Required task >>
Drop every picture, then transcribe the remaining data exactly.

Stored data

-=-=-=-=-

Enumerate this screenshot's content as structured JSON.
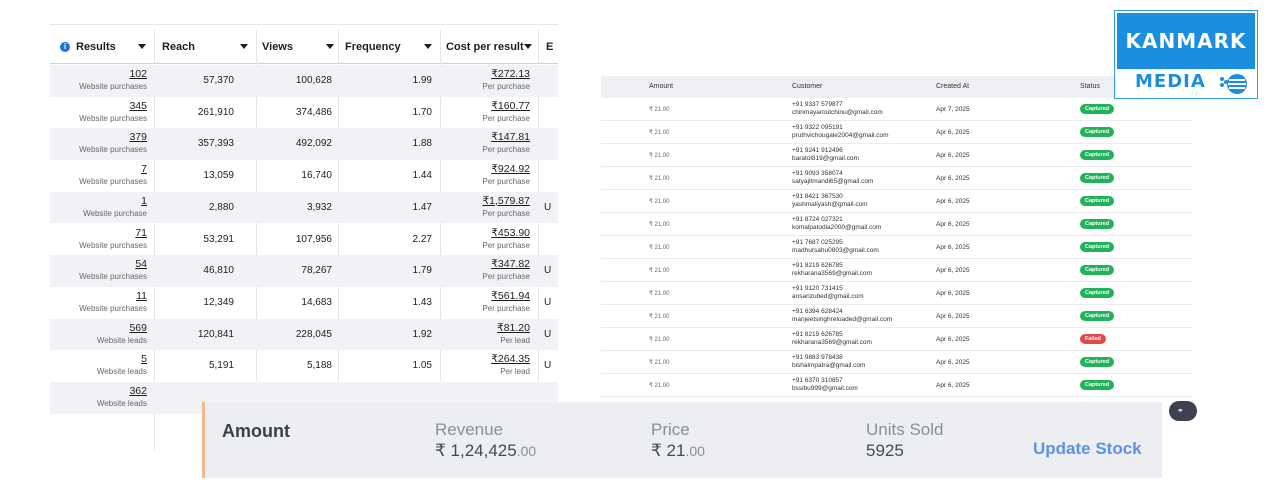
{
  "ads_table": {
    "columns": [
      {
        "label": "Results"
      },
      {
        "label": "Reach"
      },
      {
        "label": "Views"
      },
      {
        "label": "Frequency"
      },
      {
        "label": "Cost per result"
      },
      {
        "label": "E"
      }
    ],
    "rows": [
      {
        "results": "102",
        "results_sub": "Website purchases",
        "reach": "57,370",
        "views": "100,628",
        "frequency": "1.99",
        "cost": "₹272.13",
        "cost_sub": "Per purchase",
        "extra": ""
      },
      {
        "results": "345",
        "results_sub": "Website purchases",
        "reach": "261,910",
        "views": "374,486",
        "frequency": "1.70",
        "cost": "₹160.77",
        "cost_sub": "Per purchase",
        "extra": ""
      },
      {
        "results": "379",
        "results_sub": "Website purchases",
        "reach": "357,393",
        "views": "492,092",
        "frequency": "1.88",
        "cost": "₹147.81",
        "cost_sub": "Per purchase",
        "extra": ""
      },
      {
        "results": "7",
        "results_sub": "Website purchases",
        "reach": "13,059",
        "views": "16,740",
        "frequency": "1.44",
        "cost": "₹924.92",
        "cost_sub": "Per purchase",
        "extra": ""
      },
      {
        "results": "1",
        "results_sub": "Website purchase",
        "reach": "2,880",
        "views": "3,932",
        "frequency": "1.47",
        "cost": "₹1,579.87",
        "cost_sub": "Per purchase",
        "extra": "U"
      },
      {
        "results": "71",
        "results_sub": "Website purchases",
        "reach": "53,291",
        "views": "107,956",
        "frequency": "2.27",
        "cost": "₹453.90",
        "cost_sub": "Per purchase",
        "extra": ""
      },
      {
        "results": "54",
        "results_sub": "Website purchases",
        "reach": "46,810",
        "views": "78,267",
        "frequency": "1.79",
        "cost": "₹347.82",
        "cost_sub": "Per purchase",
        "extra": "U"
      },
      {
        "results": "11",
        "results_sub": "Website purchases",
        "reach": "12,349",
        "views": "14,683",
        "frequency": "1.43",
        "cost": "₹561.94",
        "cost_sub": "Per purchase",
        "extra": "U"
      },
      {
        "results": "569",
        "results_sub": "Website leads",
        "reach": "120,841",
        "views": "228,045",
        "frequency": "1.92",
        "cost": "₹81.20",
        "cost_sub": "Per lead",
        "extra": "U"
      },
      {
        "results": "5",
        "results_sub": "Website leads",
        "reach": "5,191",
        "views": "5,188",
        "frequency": "1.05",
        "cost": "₹264.35",
        "cost_sub": "Per lead",
        "extra": "U"
      },
      {
        "results": "362",
        "results_sub": "Website leads",
        "reach": "",
        "views": "",
        "frequency": "",
        "cost": "",
        "cost_sub": "",
        "extra": ""
      }
    ]
  },
  "payments": {
    "headers": {
      "amount": "Amount",
      "customer": "Customer",
      "created": "Created At",
      "status": "Status"
    },
    "rows": [
      {
        "amount": "₹ 21.00",
        "phone": "+91 9337 579877",
        "email": "chinmayaroutchinu@gmail.com",
        "date": "Apr 7, 2025",
        "status": "Captured"
      },
      {
        "amount": "₹ 21.00",
        "phone": "+91 9322 095191",
        "email": "pruthvichougale2004@gmail.com",
        "date": "Apr 6, 2025",
        "status": "Captured"
      },
      {
        "amount": "₹ 21.00",
        "phone": "+91 9241 912496",
        "email": "baratol819@gmail.com",
        "date": "Apr 6, 2025",
        "status": "Captured"
      },
      {
        "amount": "₹ 21.00",
        "phone": "+91 9093 358074",
        "email": "satyajitmandi65@gmail.com",
        "date": "Apr 6, 2025",
        "status": "Captured"
      },
      {
        "amount": "₹ 21.00",
        "phone": "+91 8421 367530",
        "email": "yashmaliyash@gmail.com",
        "date": "Apr 6, 2025",
        "status": "Captured"
      },
      {
        "amount": "₹ 21.00",
        "phone": "+91 8724 027321",
        "email": "komalpatodia2000@gmail.com",
        "date": "Apr 6, 2025",
        "status": "Captured"
      },
      {
        "amount": "₹ 21.00",
        "phone": "+91 7687 025295",
        "email": "madhursahu0803@gmail.com",
        "date": "Apr 6, 2025",
        "status": "Captured"
      },
      {
        "amount": "₹ 21.00",
        "phone": "+91 8219 626785",
        "email": "rekharana3569@gmail.com",
        "date": "Apr 6, 2025",
        "status": "Captured"
      },
      {
        "amount": "₹ 21.00",
        "phone": "+91 9120 731415",
        "email": "ansarizubed@gmail.com",
        "date": "Apr 6, 2025",
        "status": "Captured"
      },
      {
        "amount": "₹ 21.00",
        "phone": "+91 6394 628424",
        "email": "manjeetsinghreloaded@gmail.com",
        "date": "Apr 6, 2025",
        "status": "Captured"
      },
      {
        "amount": "₹ 21.00",
        "phone": "+91 8219 626785",
        "email": "rekharana3569@gmail.com",
        "date": "Apr 6, 2025",
        "status": "Failed"
      },
      {
        "amount": "₹ 21.00",
        "phone": "+91 9883 978438",
        "email": "bishalmpatra@gmail.com",
        "date": "Apr 6, 2025",
        "status": "Captured"
      },
      {
        "amount": "₹ 21.00",
        "phone": "+91 6370 310857",
        "email": "bssibu999@gmail.com",
        "date": "Apr 6, 2025",
        "status": "Captured"
      }
    ]
  },
  "logo": {
    "top": "KANMARK",
    "bottom": "MEDIA",
    "primary_color": "#1c8ee0"
  },
  "summary": {
    "title": "Amount",
    "revenue_label": "Revenue",
    "revenue_value": "₹ 1,24,425",
    "revenue_decimal": ".00",
    "price_label": "Price",
    "price_value": "₹ 21",
    "price_decimal": ".00",
    "units_label": "Units Sold",
    "units_value": "5925",
    "button_label": "Update Stock"
  },
  "colors": {
    "captured": "#21b35a",
    "failed": "#e24a4a",
    "link": "#5a93e8",
    "accent_border": "#f5b88e"
  }
}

-=-=-=-=-

The result >>
Enumerate this screenshot's content as structured JSON.
{
  "ads_table": {
    "columns": [
      {
        "label": "Results"
      },
      {
        "label": "Reach"
      },
      {
        "label": "Views"
      },
      {
        "label": "Frequency"
      },
      {
        "label": "Cost per result"
      },
      {
        "label": "E"
      }
    ],
    "rows": [
      {
        "results": "102",
        "results_sub": "Website purchases",
        "reach": "57,370",
        "views": "100,628",
        "frequency": "1.99",
        "cost": "₹272.13",
        "cost_sub": "Per purchase",
        "extra": ""
      },
      {
        "results": "345",
        "results_sub": "Website purchases",
        "reach": "261,910",
        "views": "374,486",
        "frequency": "1.70",
        "cost": "₹160.77",
        "cost_sub": "Per purchase",
        "extra": ""
      },
      {
        "results": "379",
        "results_sub": "Website purchases",
        "reach": "357,393",
        "views": "492,092",
        "frequency": "1.88",
        "cost": "₹147.81",
        "cost_sub": "Per purchase",
        "extra": ""
      },
      {
        "results": "7",
        "results_sub": "Website purchases",
        "reach": "13,059",
        "views": "16,740",
        "frequency": "1.44",
        "cost": "₹924.92",
        "cost_sub": "Per purchase",
        "extra": ""
      },
      {
        "results": "1",
        "results_sub": "Website purchase",
        "reach": "2,880",
        "views": "3,932",
        "frequency": "1.47",
        "cost": "₹1,579.87",
        "cost_sub": "Per purchase",
        "extra": "U"
      },
      {
        "results": "71",
        "results_sub": "Website purchases",
        "reach": "53,291",
        "views": "107,956",
        "frequency": "2.27",
        "cost": "₹453.90",
        "cost_sub": "Per purchase",
        "extra": ""
      },
      {
        "results": "54",
        "results_sub": "Website purchases",
        "reach": "46,810",
        "views": "78,267",
        "frequency": "1.79",
        "cost": "₹347.82",
        "cost_sub": "Per purchase",
        "extra": "U"
      },
      {
        "results": "11",
        "results_sub": "Website purchases",
        "reach": "12,349",
        "views": "14,683",
        "frequency": "1.43",
        "cost": "₹561.94",
        "cost_sub": "Per purchase",
        "extra": "U"
      },
      {
        "results": "569",
        "results_sub": "Website leads",
        "reach": "120,841",
        "views": "228,045",
        "frequency": "1.92",
        "cost": "₹81.20",
        "cost_sub": "Per lead",
        "extra": "U"
      },
      {
        "results": "5",
        "results_sub": "Website leads",
        "reach": "5,191",
        "views": "5,188",
        "frequency": "1.05",
        "cost": "₹264.35",
        "cost_sub": "Per lead",
        "extra": "U"
      },
      {
        "results": "362",
        "results_sub": "Website leads",
        "reach": "",
        "views": "",
        "frequency": "",
        "cost": "",
        "cost_sub": "",
        "extra": ""
      }
    ]
  },
  "payments": {
    "headers": {
      "amount": "Amount",
      "customer": "Customer",
      "created": "Created At",
      "status": "Status"
    },
    "rows": [
      {
        "amount": "₹ 21.00",
        "phone": "+91 9337 579877",
        "email": "chinmayaroutchinu@gmail.com",
        "date": "Apr 7, 2025",
        "status": "Captured"
      },
      {
        "amount": "₹ 21.00",
        "phone": "+91 9322 095191",
        "email": "pruthvichougale2004@gmail.com",
        "date": "Apr 6, 2025",
        "status": "Captured"
      },
      {
        "amount": "₹ 21.00",
        "phone": "+91 9241 912496",
        "email": "baratol819@gmail.com",
        "date": "Apr 6, 2025",
        "status": "Captured"
      },
      {
        "amount": "₹ 21.00",
        "phone": "+91 9093 358074",
        "email": "satyajitmandi65@gmail.com",
        "date": "Apr 6, 2025",
        "status": "Captured"
      },
      {
        "amount": "₹ 21.00",
        "phone": "+91 8421 367530",
        "email": "yashmaliyash@gmail.com",
        "date": "Apr 6, 2025",
        "status": "Captured"
      },
      {
        "amount": "₹ 21.00",
        "phone": "+91 8724 027321",
        "email": "komalpatodia2000@gmail.com",
        "date": "Apr 6, 2025",
        "status": "Captured"
      },
      {
        "amount": "₹ 21.00",
        "phone": "+91 7687 025295",
        "email": "madhursahu0803@gmail.com",
        "date": "Apr 6, 2025",
        "status": "Captured"
      },
      {
        "amount": "₹ 21.00",
        "phone": "+91 8219 626785",
        "email": "rekharana3569@gmail.com",
        "date": "Apr 6, 2025",
        "status": "Captured"
      },
      {
        "amount": "₹ 21.00",
        "phone": "+91 9120 731415",
        "email": "ansarizubed@gmail.com",
        "date": "Apr 6, 2025",
        "status": "Captured"
      },
      {
        "amount": "₹ 21.00",
        "phone": "+91 6394 628424",
        "email": "manjeetsinghreloaded@gmail.com",
        "date": "Apr 6, 2025",
        "status": "Captured"
      },
      {
        "amount": "₹ 21.00",
        "phone": "+91 8219 626785",
        "email": "rekharana3569@gmail.com",
        "date": "Apr 6, 2025",
        "status": "Failed"
      },
      {
        "amount": "₹ 21.00",
        "phone": "+91 9883 978438",
        "email": "bishalmpatra@gmail.com",
        "date": "Apr 6, 2025",
        "status": "Captured"
      },
      {
        "amount": "₹ 21.00",
        "phone": "+91 6370 310857",
        "email": "bssibu999@gmail.com",
        "date": "Apr 6, 2025",
        "status": "Captured"
      }
    ]
  },
  "logo": {
    "top": "KANMARK",
    "bottom": "MEDIA",
    "primary_color": "#1c8ee0"
  },
  "summary": {
    "title": "Amount",
    "revenue_label": "Revenue",
    "revenue_value": "₹ 1,24,425",
    "revenue_decimal": ".00",
    "price_label": "Price",
    "price_value": "₹ 21",
    "price_decimal": ".00",
    "units_label": "Units Sold",
    "units_value": "5925",
    "button_label": "Update Stock"
  },
  "colors": {
    "captured": "#21b35a",
    "failed": "#e24a4a",
    "link": "#5a93e8",
    "accent_border": "#f5b88e"
  }
}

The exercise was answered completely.